> [Tugas Dikerjakan]
1) Ringkaslah potongan dokumen ini dalam dua kalimat.
2) Jawablah pertanyaan berikut berdasarkan potongan dokumen:
(a) Apa yang diwariskan Kang Bahar kepada Kang Mus?
(b) Biasanya penulis membeli apa saja di pasar?
(c) Sekitar pukul berapa api di Pasar Lembang baru bisa padam?
3) Tuliskan kembali potongan dokumen tanpa perubahan, mulai dari "Hari itu kamis, malam" sampai ke "pasar ke depan.".

> [Potongan Dokumen]

━━━━━━━━━━━━━━━━━━━━

Kang
Bahar, sesosok pria berumur yang datar namun disegani para preman tetapi juga
sangat mencintai dan dicintai keluarganya. Sosok Kang Bahar dalam sinetron
“Preman Pensiun”membuat pandangan saya tentang preman berubah. Para preman
ternyata memiliki kehidupan yang sama dengan kita pada umumnya, senang ketika
mendapat kebahagiaan, sedih ketika ditimpa kesusahan. Ya, mereka adalah manusia
juga bahkan ada diantara mereka yang cenderung memperjuangkan kebaikan,
“preman” adalah sebutan yang disematkan kepada mereka oleh lingkungan di sekitarnya. Yang saya suka
dari Kang Bahar adalah dia memiliki power dan sering kali mengarahkan anak
buahnya terhadap kebaikan, misalnya saja ketika dia berhenti dari “bisnis”nya
dia mewariskan batu akik kepada penggantinya Kang Mus sambil mengatakan bahwa
itu hanyalah cincin tidak memberi kekuatan apa pun secara tersirat dia ingin
mencegah anak buahnya dari kemusyrikan. Gaya Kang Mus anak buah Kang Bahar juga
saya suka, walaupun orang sering mengganggap dia adalah preman dia malah
bertindak membasmi terror dari Jamal preman suruhan pengusaha untuk memaksa
warga menjual tanahnya.
Para preman di bawah asuhan Kang Bahar sangat lekat dengan
Pasar. Hal ini yang membuat saya berpikir dimana ada pasar di situ ada preman
meskipun rasanya saya belum pernah bertemu preman di pasar. Sulit memang
mengidentifikasi tampilan preman itu seperti apa, rambut gondrong, beranting,
bertato? atau rambut rapi, berjas dan berdasi? Yang jelas, ada atau tidak ada
preman di dalamnya pasar adalah tempat yang sering sekali saya kunjungi untuk membeli buah-buahan, sayuran dan ikan.
Hari itu kamis, malam jum’at 14 Mei 2015, sekitar pukul
21.05 rasa kantuk menghinggapi namun entah kenapa saya ingin sekali menengok
HP. Terlihat ada notifikasi dari salah satu grup WA, saya buka ternyata salah
seorang teman yang ayahnya berjualan di pasar mengabarkan bahwa Pasar Lembang
terbakar, api berkobar dekat jongko ayahnya. Tidak jelas dari mana sumber
apinya, yang jelas api melahap seluruh bagian pasar dan baru bisa padam sekitar
pukul 5 pagi. Mengapa tidak tersedia tabung pemadam di setiap jongko yang
minimal bisa memadamkan api saat api masih kecil? Tidak adakah patroli semacam
ronda setiap malamnya di pasar? Ini adalah
PR pemerintah, pengembang dan para pedagang untuk memperhatikan keselamatan dan keamanan
pasar ke depan.

━━━━━━━━━━━━━━━━━━━━

> [Bagian Data]
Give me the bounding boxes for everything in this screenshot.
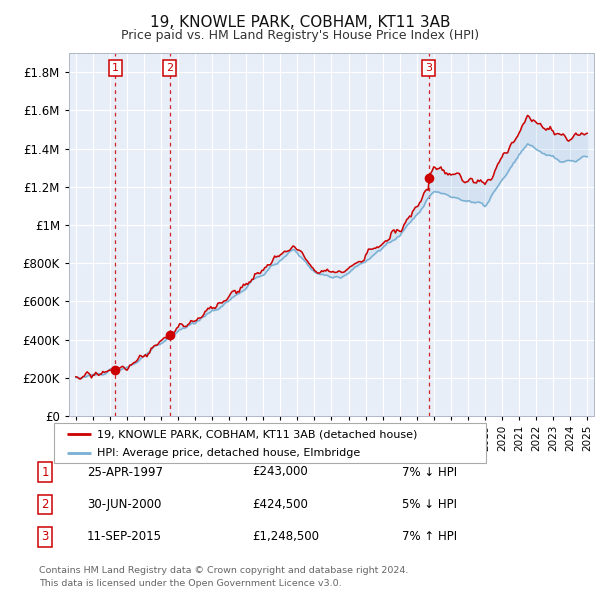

━━━━━━━━━━━━━━━━━━━━

> [Jawaban Tiap Tugas]
1) Sosok Kang Bahar dan Kang Mus dalam sinetron "Preman Pensiun" mengubah pandangan penulis tentang preman, yang ternyata manusia biasa dan sebagian bahkan memperjuangkan kebaikan. Penulis juga menceritakan kabar terbakarnya Pasar Lembang pada malam 14 Mei 2015 dan menyebut keselamatan serta keamanan pasar sebagai PR pemerintah, pengembang, dan para pedagang.

2)
(a) Batu akik.
(b) Buah-buahan, sayuran, dan ikan.
(c) Sekitar pukul 5 pagi.

3)
Hari itu kamis, malam jum’at 14 Mei 2015, sekitar pukul
21.05 rasa kantuk menghinggapi namun entah kenapa saya ingin sekali menengok
HP. Terlihat ada notifikasi dari salah satu grup WA, saya buka ternyata salah
seorang teman yang ayahnya berjualan di pasar mengabarkan bahwa Pasar Lembang
terbakar, api berkobar dekat jongko ayahnya. Tidak jelas dari mana sumber
apinya, yang jelas api melahap seluruh bagian pasar dan baru bisa padam sekitar
pukul 5 pagi. Mengapa tidak tersedia tabung pemadam di setiap jongko yang
minimal bisa memadamkan api saat api masih kecil? Tidak adakah patroli semacam
ronda setiap malamnya di pasar? Ini adalah
PR pemerintah, pengembang dan para pedagang untuk memperhatikan keselamatan dan keamanan
pasar ke depan.